▶ **Short problem**: Below are some records. Say in a single number how many of their lines include the word "الأعضاء".

-- start --

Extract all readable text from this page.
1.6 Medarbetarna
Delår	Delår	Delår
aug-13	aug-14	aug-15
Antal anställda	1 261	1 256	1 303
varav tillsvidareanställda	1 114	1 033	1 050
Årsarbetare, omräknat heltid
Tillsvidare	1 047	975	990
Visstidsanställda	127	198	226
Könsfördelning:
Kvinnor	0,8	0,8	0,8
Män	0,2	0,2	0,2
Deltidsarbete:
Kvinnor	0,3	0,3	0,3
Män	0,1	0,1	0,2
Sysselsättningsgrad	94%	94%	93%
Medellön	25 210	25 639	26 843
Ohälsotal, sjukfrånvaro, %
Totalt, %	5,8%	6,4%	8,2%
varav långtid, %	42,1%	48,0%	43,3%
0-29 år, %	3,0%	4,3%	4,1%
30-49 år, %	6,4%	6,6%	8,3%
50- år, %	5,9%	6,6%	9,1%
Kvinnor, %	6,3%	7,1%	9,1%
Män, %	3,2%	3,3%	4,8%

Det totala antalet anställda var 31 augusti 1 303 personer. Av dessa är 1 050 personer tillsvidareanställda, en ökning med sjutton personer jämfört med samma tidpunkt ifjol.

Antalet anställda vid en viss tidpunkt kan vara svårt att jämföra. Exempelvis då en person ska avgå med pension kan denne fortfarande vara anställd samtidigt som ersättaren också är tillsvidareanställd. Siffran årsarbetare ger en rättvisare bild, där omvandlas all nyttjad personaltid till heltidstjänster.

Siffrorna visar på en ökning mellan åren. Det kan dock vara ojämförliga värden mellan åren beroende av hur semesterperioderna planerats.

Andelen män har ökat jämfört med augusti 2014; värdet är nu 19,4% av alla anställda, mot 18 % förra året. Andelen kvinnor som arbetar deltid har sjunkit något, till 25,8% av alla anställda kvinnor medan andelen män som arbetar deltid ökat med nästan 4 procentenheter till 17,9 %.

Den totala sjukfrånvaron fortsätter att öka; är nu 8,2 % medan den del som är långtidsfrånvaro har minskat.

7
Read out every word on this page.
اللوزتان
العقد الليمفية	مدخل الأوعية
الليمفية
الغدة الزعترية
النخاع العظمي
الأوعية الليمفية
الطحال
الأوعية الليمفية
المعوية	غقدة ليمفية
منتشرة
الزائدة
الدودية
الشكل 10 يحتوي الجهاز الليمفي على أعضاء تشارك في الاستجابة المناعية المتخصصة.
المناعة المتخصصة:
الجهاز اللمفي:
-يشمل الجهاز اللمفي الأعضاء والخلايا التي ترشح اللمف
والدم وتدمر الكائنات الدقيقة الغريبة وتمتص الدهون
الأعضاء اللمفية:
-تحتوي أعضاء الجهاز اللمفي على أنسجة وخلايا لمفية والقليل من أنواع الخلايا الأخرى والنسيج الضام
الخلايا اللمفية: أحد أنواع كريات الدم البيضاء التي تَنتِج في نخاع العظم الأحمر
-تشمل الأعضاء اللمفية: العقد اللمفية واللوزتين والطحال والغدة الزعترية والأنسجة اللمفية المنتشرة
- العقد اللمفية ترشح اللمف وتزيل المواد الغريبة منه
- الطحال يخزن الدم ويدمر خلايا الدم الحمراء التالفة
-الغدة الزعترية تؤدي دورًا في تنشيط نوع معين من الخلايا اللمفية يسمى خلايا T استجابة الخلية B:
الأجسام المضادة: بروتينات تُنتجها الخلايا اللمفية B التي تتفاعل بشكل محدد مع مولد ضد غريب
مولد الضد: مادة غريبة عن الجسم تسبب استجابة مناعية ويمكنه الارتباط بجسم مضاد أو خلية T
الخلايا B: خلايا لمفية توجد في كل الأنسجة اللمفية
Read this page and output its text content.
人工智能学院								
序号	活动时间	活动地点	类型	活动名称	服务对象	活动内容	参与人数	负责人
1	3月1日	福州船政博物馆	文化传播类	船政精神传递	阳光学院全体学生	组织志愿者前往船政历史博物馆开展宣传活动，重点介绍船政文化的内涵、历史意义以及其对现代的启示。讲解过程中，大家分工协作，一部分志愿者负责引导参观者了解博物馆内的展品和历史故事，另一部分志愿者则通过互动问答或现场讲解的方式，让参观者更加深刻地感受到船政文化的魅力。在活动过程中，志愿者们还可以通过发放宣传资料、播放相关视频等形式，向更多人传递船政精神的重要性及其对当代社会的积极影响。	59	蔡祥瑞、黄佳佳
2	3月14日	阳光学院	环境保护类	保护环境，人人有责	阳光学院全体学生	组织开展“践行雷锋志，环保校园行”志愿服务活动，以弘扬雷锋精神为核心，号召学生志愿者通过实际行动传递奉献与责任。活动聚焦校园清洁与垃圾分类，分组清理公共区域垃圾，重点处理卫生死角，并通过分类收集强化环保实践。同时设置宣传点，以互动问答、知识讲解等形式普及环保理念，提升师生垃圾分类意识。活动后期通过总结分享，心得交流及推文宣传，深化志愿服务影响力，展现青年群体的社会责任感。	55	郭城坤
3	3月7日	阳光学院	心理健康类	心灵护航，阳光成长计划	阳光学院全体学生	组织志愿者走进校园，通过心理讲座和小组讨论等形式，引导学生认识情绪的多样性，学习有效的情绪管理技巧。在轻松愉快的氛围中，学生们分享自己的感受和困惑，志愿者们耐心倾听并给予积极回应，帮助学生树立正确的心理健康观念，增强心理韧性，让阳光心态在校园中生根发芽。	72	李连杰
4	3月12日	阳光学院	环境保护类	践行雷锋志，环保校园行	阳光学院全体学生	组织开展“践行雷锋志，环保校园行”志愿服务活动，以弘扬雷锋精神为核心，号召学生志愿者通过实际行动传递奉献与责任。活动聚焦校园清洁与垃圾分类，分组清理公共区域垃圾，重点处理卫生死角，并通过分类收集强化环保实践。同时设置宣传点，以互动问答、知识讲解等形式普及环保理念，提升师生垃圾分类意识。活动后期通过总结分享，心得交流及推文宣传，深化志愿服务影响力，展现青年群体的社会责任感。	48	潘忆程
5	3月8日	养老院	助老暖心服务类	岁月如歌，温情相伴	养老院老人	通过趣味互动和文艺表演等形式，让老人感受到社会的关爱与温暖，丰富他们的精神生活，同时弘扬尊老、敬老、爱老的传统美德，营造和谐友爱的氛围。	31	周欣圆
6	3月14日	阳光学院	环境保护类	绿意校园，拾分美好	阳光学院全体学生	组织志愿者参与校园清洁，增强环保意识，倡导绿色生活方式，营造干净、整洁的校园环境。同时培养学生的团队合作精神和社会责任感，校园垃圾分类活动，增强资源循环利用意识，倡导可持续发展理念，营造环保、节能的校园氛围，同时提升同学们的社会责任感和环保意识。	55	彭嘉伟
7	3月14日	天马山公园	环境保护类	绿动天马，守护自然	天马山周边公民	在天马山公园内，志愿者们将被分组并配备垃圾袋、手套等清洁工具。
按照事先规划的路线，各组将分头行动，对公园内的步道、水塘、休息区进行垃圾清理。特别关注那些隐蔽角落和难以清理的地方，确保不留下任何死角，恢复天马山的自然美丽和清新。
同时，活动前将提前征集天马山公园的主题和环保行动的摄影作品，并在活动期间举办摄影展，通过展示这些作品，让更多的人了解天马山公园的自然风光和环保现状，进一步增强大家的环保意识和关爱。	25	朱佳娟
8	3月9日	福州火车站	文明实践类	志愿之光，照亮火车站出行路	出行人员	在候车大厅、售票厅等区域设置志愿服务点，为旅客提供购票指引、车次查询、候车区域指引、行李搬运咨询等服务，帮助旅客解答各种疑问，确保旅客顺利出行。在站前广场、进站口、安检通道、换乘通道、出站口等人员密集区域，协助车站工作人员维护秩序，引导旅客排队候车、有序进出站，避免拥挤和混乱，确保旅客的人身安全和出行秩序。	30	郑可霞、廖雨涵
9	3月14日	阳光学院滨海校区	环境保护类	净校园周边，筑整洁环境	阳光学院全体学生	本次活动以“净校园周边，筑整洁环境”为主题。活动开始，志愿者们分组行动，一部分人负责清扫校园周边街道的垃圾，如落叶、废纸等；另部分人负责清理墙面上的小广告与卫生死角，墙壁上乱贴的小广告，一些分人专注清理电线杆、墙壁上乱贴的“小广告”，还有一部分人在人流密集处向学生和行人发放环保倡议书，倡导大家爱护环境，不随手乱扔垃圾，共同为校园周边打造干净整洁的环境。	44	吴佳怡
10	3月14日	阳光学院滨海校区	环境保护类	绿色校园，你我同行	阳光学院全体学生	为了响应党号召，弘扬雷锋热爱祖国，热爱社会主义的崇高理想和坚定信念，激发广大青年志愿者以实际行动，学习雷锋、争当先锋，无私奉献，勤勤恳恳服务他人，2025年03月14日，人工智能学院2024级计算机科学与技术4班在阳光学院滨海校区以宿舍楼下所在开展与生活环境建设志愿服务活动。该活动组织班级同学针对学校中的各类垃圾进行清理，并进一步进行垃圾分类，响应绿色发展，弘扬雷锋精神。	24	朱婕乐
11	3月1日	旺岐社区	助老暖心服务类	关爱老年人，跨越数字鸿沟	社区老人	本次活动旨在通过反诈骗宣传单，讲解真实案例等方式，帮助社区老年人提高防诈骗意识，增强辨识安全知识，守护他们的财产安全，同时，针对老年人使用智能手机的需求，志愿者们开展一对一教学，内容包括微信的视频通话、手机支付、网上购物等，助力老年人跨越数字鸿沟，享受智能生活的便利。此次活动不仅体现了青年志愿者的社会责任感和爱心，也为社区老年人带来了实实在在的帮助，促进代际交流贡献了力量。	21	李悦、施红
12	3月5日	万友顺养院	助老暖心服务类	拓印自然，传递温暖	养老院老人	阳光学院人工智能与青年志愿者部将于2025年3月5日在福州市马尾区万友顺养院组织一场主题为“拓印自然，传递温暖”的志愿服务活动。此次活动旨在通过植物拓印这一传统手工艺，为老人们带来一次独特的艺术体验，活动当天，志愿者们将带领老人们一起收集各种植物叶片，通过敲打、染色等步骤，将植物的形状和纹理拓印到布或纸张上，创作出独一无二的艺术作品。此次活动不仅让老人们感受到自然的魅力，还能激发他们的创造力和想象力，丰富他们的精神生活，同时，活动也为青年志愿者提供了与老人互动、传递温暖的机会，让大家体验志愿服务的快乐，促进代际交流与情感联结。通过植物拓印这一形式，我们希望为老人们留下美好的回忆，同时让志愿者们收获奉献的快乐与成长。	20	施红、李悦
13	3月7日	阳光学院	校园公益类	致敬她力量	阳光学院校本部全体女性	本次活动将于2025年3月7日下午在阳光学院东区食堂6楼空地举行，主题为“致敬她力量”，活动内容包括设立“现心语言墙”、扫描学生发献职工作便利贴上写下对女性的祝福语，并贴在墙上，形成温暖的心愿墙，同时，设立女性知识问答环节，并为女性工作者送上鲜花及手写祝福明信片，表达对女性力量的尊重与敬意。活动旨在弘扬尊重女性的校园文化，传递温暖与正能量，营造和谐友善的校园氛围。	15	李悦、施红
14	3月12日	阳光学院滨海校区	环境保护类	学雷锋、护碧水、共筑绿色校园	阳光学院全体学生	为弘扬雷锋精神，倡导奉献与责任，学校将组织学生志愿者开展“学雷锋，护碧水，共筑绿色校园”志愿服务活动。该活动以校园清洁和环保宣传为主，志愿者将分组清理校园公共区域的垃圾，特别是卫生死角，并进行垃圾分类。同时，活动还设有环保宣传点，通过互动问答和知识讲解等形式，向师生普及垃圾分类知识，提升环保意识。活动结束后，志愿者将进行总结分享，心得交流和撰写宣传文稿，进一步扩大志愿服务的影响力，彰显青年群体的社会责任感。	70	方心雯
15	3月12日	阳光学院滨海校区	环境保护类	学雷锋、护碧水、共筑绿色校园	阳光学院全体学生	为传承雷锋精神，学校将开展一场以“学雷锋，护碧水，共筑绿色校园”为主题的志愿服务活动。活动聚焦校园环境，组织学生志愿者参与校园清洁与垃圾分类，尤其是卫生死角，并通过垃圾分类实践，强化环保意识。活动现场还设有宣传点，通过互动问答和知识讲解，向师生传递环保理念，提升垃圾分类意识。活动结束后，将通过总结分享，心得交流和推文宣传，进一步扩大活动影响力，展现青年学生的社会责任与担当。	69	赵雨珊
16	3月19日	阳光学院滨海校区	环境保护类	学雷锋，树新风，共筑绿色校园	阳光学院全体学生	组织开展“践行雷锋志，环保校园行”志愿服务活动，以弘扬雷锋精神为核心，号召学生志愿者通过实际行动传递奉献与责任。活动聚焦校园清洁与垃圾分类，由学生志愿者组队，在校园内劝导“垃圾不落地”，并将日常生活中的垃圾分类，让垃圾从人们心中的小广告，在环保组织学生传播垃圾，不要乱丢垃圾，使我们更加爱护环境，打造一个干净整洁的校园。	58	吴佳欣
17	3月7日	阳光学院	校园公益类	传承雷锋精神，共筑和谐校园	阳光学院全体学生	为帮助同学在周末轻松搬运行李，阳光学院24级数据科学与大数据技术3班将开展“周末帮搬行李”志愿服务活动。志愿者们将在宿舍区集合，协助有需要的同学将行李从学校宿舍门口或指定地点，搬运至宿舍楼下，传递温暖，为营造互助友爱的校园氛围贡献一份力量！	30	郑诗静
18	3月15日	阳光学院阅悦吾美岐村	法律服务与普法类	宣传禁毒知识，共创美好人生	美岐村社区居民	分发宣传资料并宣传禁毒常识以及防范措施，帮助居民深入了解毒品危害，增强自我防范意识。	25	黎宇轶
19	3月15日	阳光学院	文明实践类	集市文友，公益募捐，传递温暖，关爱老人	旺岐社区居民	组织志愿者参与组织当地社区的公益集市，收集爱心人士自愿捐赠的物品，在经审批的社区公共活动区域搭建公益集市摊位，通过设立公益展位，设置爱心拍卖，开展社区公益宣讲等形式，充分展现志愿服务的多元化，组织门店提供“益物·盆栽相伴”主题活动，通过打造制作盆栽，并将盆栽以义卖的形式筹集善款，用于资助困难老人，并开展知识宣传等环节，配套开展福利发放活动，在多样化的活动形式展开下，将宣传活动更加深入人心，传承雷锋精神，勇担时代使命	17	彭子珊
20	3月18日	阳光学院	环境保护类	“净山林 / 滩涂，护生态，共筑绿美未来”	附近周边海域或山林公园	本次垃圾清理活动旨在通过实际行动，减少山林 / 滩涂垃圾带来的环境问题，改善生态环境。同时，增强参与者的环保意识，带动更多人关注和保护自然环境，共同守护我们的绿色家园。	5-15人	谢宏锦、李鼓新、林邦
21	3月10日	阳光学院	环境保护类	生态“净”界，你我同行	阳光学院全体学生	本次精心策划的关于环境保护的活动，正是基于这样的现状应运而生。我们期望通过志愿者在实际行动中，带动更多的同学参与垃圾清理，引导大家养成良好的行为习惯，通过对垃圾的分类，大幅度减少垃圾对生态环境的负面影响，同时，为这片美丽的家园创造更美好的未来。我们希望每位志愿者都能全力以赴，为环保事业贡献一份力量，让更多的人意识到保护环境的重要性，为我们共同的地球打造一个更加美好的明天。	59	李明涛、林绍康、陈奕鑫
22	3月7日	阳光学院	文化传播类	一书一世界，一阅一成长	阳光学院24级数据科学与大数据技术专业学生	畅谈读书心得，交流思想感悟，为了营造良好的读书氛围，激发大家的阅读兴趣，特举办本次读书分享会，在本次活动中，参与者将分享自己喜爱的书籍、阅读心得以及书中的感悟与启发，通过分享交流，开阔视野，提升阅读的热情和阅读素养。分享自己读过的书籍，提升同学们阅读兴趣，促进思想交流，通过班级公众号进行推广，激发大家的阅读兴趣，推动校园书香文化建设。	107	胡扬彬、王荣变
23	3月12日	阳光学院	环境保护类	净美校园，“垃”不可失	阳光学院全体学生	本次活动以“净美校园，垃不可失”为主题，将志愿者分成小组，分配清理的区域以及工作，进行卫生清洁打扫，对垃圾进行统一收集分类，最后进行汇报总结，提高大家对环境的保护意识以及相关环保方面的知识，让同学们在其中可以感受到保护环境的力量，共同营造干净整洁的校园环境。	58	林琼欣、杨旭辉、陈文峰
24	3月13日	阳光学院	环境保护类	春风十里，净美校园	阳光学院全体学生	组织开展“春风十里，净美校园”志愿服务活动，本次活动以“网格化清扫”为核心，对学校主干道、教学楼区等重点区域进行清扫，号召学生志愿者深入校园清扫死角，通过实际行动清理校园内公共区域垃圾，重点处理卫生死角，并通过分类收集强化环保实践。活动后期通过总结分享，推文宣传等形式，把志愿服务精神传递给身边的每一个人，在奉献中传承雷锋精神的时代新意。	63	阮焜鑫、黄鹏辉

-- end --

▶ **Task response**: 3